[begin Record list]

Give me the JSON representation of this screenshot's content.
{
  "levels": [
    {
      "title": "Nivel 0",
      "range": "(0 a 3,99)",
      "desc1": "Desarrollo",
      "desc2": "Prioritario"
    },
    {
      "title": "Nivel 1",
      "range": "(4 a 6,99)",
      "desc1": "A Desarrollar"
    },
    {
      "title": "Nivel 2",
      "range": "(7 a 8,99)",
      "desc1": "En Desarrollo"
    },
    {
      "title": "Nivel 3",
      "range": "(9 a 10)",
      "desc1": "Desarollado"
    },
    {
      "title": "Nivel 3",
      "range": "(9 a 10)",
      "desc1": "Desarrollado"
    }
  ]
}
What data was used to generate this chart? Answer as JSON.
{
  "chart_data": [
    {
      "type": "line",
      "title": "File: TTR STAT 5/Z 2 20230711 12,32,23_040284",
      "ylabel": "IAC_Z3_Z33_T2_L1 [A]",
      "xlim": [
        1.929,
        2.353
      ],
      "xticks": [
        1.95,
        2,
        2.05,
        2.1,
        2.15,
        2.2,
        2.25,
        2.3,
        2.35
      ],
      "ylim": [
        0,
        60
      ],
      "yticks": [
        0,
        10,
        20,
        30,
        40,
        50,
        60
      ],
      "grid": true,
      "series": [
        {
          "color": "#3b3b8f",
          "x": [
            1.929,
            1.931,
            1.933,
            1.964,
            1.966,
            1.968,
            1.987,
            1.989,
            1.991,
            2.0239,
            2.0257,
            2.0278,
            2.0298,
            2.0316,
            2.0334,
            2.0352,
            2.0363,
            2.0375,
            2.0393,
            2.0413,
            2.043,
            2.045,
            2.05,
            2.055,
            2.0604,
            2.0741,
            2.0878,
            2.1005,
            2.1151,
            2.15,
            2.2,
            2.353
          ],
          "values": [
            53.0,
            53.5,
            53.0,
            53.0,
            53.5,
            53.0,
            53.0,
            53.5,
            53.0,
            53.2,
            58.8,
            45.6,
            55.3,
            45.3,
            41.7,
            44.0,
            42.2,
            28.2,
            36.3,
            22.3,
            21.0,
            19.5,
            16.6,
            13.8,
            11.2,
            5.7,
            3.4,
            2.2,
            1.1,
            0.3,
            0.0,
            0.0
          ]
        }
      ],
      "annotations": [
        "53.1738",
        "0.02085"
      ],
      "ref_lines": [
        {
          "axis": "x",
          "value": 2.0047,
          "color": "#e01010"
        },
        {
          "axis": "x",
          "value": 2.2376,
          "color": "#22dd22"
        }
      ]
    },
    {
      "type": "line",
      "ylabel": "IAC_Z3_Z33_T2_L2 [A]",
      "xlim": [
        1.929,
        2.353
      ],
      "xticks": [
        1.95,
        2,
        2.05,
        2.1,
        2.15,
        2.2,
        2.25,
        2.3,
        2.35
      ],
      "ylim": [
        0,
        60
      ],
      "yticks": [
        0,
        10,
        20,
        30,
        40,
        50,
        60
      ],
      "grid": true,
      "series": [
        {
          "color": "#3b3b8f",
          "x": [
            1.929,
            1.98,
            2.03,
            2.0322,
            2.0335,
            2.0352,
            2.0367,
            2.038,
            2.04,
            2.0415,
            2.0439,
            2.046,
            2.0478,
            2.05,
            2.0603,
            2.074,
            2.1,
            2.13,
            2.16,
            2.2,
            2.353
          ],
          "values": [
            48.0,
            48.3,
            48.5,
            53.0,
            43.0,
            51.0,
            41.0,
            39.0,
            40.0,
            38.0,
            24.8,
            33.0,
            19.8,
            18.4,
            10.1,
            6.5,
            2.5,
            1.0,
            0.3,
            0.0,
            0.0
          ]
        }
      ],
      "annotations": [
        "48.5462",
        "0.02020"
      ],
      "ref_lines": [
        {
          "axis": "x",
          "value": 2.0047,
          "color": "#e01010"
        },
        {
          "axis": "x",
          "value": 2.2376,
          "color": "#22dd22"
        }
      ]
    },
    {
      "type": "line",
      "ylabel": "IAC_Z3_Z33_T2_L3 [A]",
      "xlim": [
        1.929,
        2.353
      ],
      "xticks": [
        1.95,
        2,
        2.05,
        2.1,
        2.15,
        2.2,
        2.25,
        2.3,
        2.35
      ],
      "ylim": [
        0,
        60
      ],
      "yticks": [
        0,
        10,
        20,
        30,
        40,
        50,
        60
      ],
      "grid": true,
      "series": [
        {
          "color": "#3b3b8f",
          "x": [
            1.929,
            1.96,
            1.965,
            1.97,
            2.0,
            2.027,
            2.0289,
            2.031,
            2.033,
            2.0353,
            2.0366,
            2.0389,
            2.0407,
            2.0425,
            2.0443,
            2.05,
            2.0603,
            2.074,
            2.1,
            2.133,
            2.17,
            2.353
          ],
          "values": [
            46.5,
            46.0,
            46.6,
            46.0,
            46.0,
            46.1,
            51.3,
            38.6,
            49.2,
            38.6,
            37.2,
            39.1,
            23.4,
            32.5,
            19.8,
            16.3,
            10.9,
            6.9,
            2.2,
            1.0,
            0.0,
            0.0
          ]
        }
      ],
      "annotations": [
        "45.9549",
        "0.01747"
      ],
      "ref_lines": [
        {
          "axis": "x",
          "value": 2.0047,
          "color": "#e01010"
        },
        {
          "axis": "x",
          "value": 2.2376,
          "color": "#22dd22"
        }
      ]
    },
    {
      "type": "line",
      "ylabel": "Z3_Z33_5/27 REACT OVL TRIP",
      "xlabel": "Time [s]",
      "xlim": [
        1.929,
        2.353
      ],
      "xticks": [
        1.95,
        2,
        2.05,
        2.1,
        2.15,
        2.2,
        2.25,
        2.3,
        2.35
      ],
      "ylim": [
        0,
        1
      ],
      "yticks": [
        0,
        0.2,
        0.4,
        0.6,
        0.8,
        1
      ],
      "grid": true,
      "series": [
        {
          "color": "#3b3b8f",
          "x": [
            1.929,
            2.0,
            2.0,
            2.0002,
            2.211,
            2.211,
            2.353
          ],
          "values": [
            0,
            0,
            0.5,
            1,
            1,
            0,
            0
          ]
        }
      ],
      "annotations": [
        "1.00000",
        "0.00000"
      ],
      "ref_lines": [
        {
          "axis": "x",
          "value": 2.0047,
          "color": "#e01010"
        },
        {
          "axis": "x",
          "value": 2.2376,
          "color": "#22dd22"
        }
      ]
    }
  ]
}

[end Record list]
[begin Record list]

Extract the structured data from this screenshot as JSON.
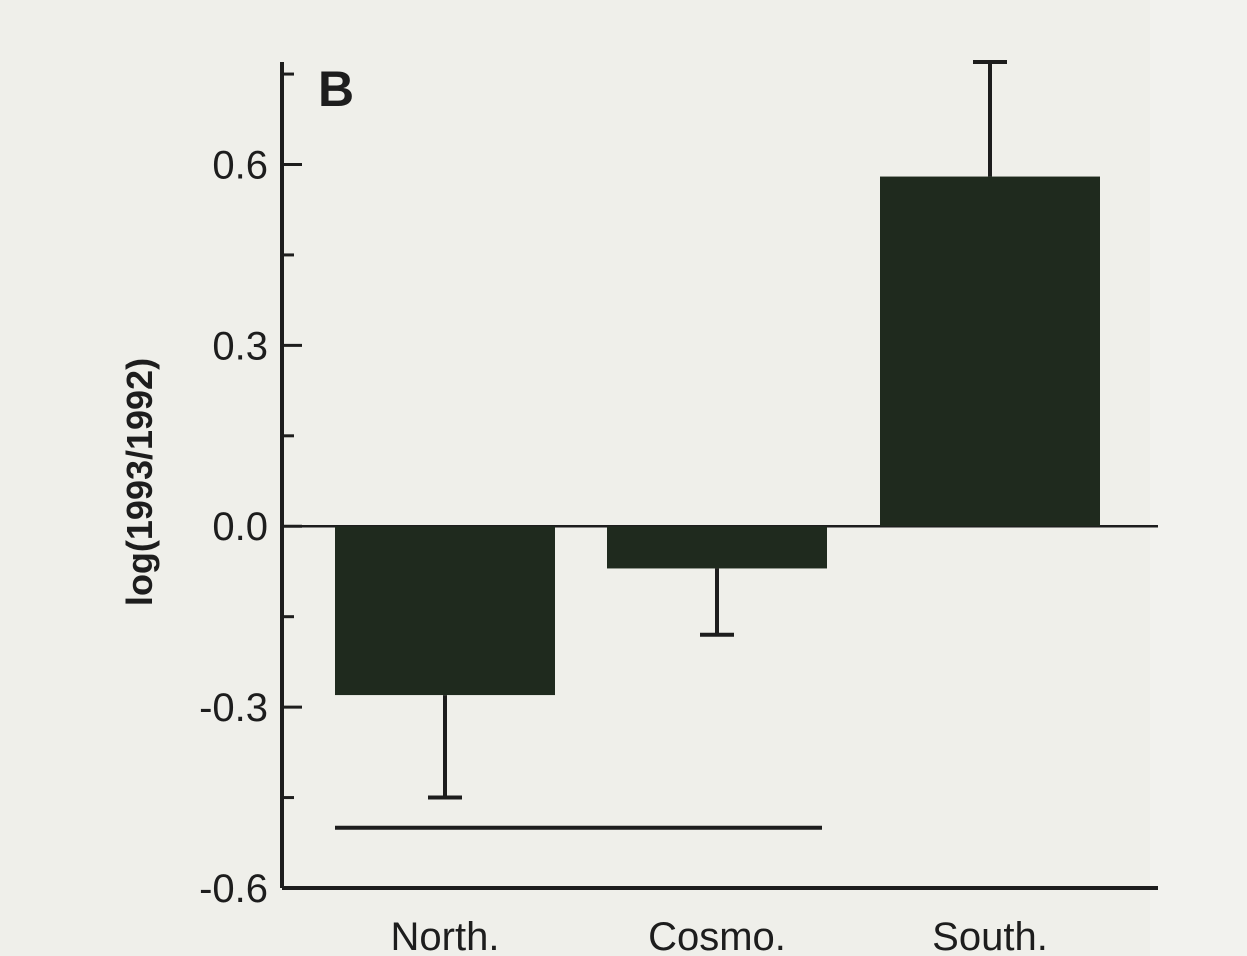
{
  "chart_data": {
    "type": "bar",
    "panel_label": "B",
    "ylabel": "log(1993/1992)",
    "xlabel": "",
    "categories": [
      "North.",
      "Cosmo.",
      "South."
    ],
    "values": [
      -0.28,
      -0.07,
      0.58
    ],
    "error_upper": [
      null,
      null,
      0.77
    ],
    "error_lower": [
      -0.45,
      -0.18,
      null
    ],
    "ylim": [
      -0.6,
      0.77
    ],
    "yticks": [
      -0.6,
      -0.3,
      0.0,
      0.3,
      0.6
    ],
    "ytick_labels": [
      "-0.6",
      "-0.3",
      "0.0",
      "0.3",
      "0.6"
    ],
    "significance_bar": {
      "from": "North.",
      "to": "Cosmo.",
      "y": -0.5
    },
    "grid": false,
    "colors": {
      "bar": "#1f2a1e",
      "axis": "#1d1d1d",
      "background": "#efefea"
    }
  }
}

[end Record list]

- Set task: State, as a bare number, how many lines of the listing hold the word "from".

- Answer to the problem: 2